- [Your objective] Make an exact copy of the lines below.

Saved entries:

+--

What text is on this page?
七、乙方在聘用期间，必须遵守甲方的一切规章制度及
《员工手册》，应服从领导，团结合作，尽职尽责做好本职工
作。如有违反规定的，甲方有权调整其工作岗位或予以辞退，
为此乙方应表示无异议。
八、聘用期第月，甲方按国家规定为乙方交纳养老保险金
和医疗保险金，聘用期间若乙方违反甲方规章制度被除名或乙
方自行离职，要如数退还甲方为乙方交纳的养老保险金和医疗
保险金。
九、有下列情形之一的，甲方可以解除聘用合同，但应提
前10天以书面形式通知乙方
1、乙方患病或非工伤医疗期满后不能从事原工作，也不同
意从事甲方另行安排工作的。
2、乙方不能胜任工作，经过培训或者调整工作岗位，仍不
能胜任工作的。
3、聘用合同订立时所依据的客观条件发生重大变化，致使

+--

- [The reply]
What text is on this page?
七、乙方在聘用期间，必须遵守甲方的一切规章制度及
《员工手册》，应服从领导，团结合作，尽职尽责做好本职工
作。如有违反规定的，甲方有权调整其工作岗位或予以辞退，
为此乙方应表示无异议。
八、聘用期第月，甲方按国家规定为乙方交纳养老保险金
和医疗保险金，聘用期间若乙方违反甲方规章制度被除名或乙
方自行离职，要如数退还甲方为乙方交纳的养老保险金和医疗
保险金。
九、有下列情形之一的，甲方可以解除聘用合同，但应提
前10天以书面形式通知乙方
1、乙方患病或非工伤医疗期满后不能从事原工作，也不同
意从事甲方另行安排工作的。
2、乙方不能胜任工作，经过培训或者调整工作岗位，仍不
能胜任工作的。
3、聘用合同订立时所依据的客观条件发生重大变化，致使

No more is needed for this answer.